# TO BE DONE
For each line in the data below that holds "JSON", return a copy.

Records that describe figures
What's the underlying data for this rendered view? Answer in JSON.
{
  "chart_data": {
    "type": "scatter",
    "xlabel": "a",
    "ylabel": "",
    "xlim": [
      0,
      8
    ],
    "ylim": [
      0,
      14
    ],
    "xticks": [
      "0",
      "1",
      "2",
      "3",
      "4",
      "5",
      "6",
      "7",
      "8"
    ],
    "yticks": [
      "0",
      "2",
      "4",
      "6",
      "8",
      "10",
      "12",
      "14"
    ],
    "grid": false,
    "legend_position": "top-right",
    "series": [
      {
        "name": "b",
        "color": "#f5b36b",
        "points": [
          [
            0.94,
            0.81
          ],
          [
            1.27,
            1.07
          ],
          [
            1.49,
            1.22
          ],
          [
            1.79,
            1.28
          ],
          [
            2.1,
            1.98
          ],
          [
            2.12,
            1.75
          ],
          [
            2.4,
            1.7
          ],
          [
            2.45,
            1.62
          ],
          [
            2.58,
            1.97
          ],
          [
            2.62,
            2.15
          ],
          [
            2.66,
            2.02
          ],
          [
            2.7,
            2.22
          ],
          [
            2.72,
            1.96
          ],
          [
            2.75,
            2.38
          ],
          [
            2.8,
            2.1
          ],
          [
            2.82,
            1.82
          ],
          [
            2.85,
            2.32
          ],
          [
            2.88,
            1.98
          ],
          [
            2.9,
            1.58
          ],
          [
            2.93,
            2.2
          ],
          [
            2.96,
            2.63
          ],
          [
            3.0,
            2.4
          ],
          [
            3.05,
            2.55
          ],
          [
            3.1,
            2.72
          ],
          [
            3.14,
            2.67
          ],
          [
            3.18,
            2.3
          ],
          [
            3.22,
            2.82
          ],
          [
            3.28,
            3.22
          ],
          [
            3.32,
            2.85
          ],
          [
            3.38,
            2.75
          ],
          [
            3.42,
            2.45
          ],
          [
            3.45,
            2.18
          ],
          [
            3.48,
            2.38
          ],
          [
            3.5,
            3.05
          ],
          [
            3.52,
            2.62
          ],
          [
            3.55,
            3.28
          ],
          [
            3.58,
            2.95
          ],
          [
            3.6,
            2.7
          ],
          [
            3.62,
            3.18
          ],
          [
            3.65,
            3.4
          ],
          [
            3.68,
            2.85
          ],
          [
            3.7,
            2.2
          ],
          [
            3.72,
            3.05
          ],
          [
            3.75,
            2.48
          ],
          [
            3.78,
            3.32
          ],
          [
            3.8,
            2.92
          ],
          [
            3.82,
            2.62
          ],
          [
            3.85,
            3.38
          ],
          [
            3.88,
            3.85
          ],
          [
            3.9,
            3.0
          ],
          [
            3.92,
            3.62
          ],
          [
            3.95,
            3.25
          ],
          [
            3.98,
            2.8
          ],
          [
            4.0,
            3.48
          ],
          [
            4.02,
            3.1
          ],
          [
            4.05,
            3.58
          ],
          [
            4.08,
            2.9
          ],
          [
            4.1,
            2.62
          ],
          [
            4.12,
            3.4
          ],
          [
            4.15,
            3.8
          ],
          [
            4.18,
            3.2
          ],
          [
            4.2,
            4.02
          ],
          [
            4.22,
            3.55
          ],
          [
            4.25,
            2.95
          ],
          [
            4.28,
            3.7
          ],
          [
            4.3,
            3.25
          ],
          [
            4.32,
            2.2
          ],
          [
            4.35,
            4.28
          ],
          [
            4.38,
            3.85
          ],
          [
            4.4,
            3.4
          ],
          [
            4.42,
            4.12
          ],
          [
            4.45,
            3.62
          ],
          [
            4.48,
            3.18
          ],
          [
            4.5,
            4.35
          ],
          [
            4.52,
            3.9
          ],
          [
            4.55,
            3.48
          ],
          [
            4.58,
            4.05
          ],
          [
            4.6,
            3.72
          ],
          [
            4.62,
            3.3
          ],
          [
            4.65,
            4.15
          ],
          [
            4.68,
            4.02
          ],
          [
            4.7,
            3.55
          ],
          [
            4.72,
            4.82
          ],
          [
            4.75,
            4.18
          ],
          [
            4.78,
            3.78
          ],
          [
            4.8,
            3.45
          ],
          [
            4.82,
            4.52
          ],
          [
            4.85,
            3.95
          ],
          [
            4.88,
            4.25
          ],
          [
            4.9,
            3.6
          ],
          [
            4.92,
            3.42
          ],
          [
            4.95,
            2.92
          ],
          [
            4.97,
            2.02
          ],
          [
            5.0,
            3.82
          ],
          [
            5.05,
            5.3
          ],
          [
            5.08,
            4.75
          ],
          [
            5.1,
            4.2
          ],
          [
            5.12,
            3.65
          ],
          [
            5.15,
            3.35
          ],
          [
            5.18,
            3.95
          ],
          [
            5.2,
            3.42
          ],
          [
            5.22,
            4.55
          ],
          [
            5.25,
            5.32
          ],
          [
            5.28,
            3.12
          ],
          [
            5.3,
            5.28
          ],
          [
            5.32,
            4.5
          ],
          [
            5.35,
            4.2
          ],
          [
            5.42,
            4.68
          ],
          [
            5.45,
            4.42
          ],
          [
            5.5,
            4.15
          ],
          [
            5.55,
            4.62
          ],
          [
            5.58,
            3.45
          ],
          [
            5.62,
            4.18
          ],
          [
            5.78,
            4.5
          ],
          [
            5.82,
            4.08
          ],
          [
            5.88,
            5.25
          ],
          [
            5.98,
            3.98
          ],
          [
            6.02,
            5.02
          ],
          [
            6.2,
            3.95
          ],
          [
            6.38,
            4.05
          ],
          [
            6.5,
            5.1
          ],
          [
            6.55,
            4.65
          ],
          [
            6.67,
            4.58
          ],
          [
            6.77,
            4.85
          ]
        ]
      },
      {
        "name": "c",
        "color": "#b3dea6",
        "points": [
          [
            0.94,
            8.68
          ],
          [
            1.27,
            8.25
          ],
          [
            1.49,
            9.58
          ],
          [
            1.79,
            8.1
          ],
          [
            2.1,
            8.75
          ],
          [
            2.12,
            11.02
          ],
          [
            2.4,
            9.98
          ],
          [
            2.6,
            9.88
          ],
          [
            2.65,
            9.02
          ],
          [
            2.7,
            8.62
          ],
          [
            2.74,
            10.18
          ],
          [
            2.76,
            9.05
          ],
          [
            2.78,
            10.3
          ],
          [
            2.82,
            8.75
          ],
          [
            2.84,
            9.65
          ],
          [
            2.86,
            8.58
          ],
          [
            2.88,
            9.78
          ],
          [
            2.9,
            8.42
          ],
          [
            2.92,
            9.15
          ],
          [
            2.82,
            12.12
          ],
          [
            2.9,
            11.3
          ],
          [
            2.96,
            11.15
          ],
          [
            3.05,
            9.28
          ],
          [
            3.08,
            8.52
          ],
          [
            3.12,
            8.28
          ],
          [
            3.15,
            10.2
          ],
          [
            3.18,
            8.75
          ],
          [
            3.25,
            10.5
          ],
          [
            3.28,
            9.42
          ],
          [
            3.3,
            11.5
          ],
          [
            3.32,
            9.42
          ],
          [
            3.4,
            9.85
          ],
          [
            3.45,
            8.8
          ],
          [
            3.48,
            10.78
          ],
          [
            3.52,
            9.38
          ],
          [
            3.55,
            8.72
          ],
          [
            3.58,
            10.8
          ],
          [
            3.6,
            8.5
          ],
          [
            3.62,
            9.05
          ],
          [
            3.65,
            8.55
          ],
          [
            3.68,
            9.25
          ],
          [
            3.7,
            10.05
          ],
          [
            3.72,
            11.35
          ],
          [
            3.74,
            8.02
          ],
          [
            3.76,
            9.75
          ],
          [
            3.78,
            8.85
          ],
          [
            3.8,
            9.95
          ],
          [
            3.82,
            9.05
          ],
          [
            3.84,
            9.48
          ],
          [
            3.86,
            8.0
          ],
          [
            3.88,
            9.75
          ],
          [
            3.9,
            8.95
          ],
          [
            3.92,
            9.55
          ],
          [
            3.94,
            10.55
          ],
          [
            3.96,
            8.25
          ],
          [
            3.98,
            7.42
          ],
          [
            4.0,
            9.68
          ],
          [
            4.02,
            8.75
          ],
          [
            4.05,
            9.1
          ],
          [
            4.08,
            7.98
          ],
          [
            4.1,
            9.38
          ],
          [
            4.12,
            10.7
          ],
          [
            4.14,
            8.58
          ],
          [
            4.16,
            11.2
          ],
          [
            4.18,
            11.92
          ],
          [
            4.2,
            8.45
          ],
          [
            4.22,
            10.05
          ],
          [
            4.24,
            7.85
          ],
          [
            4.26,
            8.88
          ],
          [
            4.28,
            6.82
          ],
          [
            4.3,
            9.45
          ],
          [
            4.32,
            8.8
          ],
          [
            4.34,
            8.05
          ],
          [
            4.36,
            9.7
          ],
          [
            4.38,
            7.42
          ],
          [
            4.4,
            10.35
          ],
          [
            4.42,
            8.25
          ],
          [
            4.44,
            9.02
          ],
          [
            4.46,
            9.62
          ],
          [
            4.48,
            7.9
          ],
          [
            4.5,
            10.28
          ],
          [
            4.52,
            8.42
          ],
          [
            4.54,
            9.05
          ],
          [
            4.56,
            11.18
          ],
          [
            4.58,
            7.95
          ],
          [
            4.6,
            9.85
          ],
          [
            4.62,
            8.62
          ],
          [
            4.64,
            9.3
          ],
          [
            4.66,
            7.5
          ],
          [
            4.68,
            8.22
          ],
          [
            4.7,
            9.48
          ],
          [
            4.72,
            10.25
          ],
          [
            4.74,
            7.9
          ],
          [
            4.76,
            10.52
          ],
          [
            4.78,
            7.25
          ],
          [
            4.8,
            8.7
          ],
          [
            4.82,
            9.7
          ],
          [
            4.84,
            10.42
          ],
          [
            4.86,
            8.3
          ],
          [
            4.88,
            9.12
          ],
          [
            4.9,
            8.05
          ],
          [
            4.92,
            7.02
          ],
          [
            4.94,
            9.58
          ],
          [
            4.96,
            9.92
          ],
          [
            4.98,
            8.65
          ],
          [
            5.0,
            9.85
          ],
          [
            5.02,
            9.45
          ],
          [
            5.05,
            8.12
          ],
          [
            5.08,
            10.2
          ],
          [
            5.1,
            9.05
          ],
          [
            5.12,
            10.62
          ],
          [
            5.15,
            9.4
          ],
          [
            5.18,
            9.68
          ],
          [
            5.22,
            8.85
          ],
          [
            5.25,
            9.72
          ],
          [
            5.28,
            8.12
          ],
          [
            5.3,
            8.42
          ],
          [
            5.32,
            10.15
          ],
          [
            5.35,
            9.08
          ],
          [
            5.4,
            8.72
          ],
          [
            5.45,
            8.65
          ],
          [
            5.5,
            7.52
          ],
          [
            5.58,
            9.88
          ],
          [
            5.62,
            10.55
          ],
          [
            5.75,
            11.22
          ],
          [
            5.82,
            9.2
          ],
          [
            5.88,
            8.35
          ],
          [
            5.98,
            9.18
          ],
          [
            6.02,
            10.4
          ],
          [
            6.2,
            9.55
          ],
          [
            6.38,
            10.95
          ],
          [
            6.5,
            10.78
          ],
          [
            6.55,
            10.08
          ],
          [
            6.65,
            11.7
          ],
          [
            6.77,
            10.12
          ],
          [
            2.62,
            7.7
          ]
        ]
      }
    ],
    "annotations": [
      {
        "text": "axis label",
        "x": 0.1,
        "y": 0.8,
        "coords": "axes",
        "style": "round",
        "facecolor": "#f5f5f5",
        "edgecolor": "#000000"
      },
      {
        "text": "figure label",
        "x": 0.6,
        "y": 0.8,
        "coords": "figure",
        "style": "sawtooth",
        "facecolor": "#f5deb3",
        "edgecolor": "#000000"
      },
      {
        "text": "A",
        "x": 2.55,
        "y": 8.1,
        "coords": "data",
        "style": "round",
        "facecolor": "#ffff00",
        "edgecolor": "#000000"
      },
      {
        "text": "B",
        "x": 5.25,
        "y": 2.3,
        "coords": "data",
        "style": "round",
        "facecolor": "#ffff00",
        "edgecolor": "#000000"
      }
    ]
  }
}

==

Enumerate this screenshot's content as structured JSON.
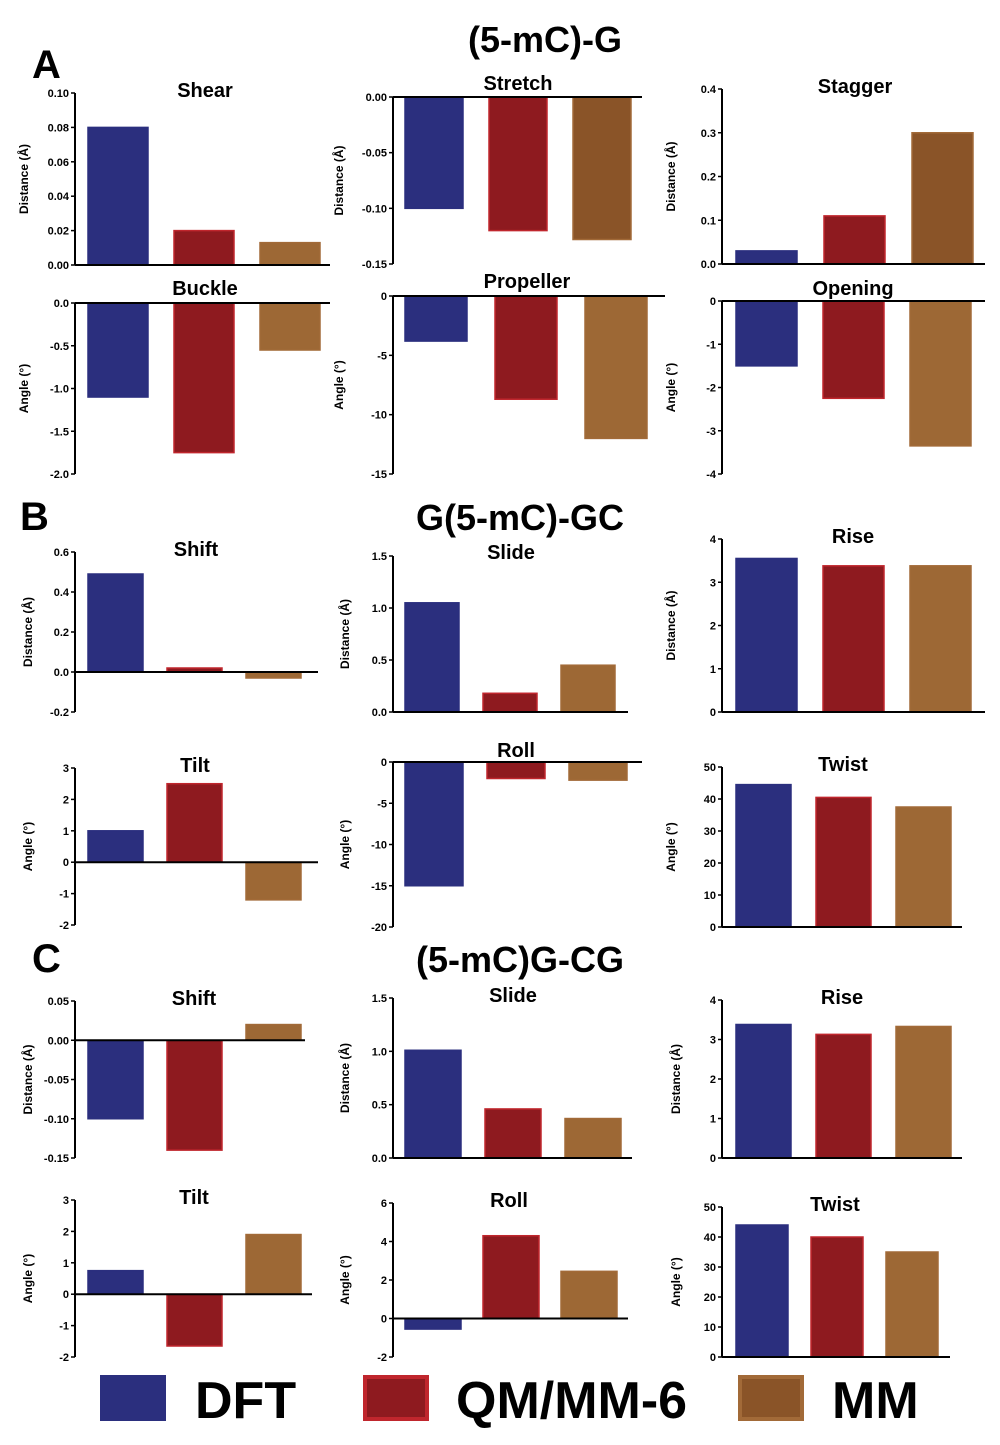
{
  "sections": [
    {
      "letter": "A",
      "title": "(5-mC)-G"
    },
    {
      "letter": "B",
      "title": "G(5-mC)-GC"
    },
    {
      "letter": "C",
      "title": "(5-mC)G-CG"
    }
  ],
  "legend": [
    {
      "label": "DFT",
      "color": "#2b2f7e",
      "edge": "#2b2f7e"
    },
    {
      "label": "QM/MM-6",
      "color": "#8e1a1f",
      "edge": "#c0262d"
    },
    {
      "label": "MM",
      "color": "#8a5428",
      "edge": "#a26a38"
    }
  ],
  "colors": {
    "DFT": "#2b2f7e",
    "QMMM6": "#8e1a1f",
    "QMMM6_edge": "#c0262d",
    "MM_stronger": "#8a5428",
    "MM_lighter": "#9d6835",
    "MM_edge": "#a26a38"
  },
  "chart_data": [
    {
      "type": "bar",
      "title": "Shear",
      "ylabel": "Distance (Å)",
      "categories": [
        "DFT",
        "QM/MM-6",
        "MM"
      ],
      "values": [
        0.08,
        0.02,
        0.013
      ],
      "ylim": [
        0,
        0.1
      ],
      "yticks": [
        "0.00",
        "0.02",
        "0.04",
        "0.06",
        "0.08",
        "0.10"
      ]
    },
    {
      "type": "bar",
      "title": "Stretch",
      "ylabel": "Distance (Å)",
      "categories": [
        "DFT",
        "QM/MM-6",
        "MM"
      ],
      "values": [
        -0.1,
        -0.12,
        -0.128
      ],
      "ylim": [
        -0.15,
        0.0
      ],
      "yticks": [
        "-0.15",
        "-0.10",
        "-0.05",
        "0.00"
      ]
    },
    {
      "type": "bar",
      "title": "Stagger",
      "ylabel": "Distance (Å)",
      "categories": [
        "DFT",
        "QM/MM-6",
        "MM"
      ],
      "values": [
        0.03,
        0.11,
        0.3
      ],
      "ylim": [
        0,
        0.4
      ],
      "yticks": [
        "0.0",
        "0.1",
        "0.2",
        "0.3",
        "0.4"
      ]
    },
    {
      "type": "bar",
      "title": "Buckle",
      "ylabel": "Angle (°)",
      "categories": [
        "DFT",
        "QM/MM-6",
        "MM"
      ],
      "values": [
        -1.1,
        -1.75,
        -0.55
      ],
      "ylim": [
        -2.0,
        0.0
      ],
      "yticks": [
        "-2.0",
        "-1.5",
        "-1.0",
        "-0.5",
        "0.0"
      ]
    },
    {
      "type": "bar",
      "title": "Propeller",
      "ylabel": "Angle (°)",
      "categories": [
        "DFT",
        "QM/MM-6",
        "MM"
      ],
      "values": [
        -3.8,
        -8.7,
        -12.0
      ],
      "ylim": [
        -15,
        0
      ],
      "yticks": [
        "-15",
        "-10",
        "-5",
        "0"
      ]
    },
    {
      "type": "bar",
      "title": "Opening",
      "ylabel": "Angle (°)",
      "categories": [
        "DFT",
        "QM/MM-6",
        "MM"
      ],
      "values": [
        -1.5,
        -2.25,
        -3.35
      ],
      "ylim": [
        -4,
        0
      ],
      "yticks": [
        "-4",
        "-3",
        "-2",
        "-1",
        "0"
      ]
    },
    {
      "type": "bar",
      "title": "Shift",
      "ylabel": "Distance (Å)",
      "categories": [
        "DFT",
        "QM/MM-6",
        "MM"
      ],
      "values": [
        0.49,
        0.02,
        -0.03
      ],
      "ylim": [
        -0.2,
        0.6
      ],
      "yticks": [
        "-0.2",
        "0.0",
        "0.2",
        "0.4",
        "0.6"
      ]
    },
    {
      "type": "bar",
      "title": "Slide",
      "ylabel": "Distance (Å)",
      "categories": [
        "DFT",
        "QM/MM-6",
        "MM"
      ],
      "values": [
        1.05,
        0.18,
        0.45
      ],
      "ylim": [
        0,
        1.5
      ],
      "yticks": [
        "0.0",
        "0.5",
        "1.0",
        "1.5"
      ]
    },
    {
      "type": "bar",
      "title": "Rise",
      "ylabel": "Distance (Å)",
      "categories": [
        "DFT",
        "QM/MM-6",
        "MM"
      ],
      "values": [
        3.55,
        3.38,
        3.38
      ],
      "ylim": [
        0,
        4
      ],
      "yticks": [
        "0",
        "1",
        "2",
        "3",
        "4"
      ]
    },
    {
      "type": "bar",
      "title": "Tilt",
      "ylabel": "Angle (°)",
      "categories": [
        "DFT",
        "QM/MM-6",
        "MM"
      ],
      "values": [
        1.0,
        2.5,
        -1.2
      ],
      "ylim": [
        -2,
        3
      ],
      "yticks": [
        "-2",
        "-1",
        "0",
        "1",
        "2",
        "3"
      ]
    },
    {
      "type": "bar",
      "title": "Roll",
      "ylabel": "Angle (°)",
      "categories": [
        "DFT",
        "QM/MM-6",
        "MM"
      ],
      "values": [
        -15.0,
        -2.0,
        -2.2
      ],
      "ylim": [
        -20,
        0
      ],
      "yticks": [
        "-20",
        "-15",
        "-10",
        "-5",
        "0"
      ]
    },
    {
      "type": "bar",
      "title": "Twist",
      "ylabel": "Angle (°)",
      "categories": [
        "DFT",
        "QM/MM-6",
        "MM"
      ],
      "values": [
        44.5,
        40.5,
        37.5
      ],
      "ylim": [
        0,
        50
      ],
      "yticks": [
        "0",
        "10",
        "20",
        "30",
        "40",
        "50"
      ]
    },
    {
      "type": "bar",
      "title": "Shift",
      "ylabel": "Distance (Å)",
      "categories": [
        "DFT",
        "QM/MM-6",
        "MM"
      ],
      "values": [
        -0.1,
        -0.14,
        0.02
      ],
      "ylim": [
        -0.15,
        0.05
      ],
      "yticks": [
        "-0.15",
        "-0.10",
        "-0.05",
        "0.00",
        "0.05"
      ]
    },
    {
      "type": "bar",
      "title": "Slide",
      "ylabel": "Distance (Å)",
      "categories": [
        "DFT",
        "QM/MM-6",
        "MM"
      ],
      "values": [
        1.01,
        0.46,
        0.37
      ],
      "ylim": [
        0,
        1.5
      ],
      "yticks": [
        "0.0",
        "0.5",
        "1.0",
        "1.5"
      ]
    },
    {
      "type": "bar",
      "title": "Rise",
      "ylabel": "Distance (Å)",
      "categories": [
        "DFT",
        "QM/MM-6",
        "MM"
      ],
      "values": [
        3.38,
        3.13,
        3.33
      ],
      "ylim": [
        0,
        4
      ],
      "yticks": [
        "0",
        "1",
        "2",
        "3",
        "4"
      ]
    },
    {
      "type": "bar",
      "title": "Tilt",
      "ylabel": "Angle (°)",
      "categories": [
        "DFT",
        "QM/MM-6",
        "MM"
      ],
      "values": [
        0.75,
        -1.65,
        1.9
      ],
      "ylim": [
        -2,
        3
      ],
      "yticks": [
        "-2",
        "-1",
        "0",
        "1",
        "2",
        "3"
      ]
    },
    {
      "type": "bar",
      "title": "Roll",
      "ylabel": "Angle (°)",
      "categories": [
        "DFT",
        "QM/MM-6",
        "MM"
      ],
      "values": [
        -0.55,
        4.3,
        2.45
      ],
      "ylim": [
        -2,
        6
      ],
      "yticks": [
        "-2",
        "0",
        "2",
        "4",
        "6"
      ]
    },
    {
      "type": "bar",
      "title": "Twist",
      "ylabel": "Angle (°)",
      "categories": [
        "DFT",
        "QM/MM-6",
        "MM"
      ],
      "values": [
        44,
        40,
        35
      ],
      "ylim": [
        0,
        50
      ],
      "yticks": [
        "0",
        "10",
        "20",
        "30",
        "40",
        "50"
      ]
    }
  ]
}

* * *

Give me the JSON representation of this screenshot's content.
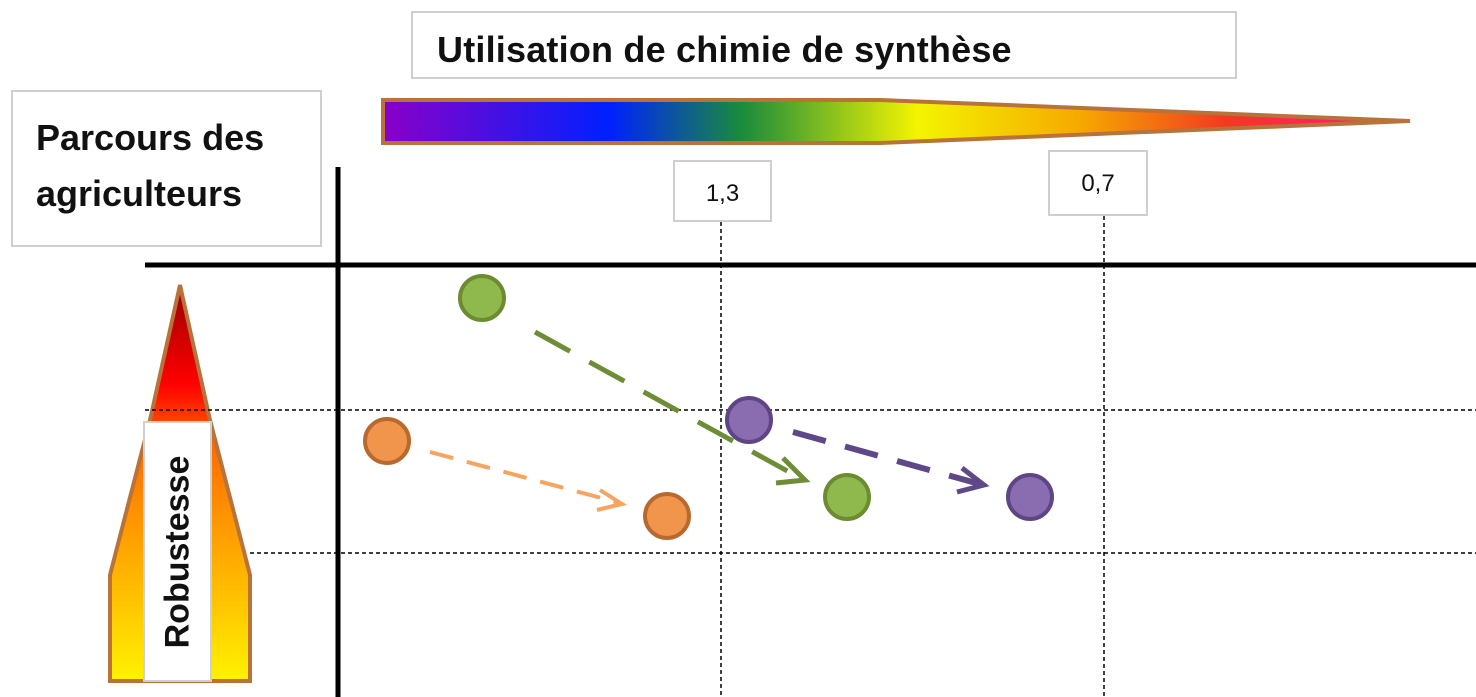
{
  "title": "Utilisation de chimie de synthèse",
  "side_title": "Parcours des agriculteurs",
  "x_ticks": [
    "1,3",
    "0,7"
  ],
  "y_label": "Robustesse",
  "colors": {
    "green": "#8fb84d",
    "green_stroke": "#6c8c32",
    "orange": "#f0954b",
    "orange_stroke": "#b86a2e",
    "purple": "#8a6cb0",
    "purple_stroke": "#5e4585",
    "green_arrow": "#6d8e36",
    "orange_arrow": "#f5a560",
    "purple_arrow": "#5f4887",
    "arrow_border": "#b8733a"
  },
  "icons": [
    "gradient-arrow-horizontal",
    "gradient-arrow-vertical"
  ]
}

# PROBLEM SOLUTION
What's the underlying data for this rendered view? Answer in JSON.
Enumerate this screenshot's content as structured JSON.
Give me the JSON representation of this screenshot's content.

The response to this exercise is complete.